BEGIN AVAILABLE RECORDS

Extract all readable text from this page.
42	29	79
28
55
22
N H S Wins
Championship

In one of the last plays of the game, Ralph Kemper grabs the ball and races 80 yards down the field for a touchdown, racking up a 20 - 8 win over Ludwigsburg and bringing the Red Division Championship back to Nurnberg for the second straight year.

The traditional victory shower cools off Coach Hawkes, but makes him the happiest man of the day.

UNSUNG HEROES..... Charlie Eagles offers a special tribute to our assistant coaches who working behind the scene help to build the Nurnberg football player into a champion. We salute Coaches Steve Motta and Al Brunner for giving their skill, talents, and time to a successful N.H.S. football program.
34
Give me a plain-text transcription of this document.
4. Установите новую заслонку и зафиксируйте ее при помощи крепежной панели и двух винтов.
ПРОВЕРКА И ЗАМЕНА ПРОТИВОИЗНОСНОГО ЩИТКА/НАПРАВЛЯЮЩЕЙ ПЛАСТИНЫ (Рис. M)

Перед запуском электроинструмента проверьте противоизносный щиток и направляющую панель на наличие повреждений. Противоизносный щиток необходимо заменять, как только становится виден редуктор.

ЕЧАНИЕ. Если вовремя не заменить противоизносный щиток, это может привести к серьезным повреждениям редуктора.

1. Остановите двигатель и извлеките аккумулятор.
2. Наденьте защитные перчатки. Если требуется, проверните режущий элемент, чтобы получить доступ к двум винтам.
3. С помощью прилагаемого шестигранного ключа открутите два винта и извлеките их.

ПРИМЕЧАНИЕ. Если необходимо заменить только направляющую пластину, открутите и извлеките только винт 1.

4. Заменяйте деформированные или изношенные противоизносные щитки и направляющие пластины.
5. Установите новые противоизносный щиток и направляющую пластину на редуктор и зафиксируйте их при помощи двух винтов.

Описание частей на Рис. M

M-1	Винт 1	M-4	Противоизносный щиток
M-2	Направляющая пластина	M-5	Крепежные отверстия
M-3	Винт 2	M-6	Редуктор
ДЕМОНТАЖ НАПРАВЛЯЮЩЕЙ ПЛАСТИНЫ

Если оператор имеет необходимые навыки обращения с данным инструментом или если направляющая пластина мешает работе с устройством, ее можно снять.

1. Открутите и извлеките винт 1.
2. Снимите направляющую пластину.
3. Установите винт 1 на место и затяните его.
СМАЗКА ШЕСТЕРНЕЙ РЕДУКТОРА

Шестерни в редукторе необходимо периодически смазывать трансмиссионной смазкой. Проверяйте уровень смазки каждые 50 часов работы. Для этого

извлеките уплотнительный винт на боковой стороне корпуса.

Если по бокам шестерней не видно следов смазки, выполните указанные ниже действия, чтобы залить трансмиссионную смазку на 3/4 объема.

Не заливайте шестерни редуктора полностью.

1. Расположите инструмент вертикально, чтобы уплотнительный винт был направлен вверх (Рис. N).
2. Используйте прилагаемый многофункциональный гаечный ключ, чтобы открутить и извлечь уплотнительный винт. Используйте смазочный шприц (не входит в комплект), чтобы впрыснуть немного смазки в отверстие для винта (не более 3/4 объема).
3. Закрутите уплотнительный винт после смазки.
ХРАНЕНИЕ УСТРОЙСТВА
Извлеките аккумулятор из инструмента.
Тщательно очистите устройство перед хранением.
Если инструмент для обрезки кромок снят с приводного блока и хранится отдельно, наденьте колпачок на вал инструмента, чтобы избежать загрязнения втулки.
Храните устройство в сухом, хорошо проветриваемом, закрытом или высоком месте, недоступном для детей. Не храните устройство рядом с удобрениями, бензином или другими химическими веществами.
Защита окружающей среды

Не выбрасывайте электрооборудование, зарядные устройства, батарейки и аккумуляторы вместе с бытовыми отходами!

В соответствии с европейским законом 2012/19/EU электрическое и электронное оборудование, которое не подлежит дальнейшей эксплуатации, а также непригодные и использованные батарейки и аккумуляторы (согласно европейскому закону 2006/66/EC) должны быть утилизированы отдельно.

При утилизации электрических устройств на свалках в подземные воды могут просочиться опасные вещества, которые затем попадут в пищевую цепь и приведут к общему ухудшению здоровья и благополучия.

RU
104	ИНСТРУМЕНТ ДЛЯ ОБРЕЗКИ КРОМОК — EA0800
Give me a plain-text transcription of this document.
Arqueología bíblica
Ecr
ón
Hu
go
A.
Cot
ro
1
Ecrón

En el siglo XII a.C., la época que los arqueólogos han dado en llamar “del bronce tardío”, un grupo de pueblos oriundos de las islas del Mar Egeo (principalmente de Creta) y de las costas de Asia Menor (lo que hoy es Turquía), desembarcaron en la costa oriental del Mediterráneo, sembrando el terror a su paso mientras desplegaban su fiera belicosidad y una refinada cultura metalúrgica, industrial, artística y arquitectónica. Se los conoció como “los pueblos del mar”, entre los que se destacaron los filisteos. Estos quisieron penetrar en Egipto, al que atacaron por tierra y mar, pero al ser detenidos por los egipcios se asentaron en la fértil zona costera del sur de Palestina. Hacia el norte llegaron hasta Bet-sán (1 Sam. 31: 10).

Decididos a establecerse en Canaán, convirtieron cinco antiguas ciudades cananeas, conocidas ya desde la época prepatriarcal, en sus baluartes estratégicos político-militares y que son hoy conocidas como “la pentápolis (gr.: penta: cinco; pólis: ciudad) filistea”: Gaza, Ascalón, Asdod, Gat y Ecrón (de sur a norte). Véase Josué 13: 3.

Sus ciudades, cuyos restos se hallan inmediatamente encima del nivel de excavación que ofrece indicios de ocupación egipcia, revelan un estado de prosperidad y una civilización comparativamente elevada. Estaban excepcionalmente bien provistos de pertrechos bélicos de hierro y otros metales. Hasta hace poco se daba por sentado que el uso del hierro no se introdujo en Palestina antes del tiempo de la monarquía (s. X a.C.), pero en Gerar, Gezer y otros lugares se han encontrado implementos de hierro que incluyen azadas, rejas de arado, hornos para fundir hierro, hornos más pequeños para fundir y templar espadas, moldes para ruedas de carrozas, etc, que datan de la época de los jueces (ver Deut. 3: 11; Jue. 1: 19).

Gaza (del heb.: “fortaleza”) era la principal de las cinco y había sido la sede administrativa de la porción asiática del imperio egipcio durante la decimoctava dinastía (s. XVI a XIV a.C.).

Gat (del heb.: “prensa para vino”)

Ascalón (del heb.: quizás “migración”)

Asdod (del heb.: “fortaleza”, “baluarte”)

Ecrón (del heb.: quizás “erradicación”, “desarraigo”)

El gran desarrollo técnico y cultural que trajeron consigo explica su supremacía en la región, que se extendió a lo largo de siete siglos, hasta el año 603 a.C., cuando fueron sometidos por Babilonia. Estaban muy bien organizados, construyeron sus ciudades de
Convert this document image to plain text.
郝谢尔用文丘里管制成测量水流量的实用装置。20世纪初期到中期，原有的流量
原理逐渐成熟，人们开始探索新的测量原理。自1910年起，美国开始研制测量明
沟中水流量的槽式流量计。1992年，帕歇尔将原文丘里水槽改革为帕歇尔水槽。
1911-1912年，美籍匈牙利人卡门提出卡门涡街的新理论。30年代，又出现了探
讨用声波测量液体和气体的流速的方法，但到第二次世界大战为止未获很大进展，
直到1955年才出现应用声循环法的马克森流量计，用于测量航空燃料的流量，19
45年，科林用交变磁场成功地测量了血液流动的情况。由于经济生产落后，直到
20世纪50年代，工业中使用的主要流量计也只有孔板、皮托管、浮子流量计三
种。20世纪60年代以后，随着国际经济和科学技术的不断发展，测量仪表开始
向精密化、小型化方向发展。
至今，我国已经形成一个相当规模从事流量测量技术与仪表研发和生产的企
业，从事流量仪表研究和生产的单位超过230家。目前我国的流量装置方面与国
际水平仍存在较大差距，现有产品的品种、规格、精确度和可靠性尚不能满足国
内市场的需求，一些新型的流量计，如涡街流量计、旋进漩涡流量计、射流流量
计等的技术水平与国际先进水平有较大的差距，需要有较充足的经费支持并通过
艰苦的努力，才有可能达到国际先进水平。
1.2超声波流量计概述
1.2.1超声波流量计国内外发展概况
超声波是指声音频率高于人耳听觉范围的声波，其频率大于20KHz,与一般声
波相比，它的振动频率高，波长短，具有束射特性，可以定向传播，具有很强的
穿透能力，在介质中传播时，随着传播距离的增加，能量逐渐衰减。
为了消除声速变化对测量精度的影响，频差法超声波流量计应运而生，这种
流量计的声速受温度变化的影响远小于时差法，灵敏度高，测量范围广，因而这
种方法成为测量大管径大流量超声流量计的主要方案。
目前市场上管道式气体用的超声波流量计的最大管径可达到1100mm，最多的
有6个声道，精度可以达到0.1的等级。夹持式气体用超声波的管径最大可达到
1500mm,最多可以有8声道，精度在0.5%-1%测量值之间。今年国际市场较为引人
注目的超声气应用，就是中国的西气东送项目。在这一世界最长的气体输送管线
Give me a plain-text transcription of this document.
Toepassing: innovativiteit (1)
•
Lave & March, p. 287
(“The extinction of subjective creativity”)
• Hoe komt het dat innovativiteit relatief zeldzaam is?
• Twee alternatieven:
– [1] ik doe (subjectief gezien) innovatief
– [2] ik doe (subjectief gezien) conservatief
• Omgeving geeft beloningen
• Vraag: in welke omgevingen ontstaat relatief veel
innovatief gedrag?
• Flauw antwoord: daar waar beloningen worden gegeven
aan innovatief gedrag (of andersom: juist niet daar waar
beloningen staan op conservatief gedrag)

END AVAILABLE RECORDS

■ DIRECTIONS FOR THIS TASK: Take every line containing the word "gezien" and copy it.

■ RESULT OF THE EXERCISE:
– [1] ik doe (subjectief gezien) innovatief
– [2] ik doe (subjectief gezien) conservatief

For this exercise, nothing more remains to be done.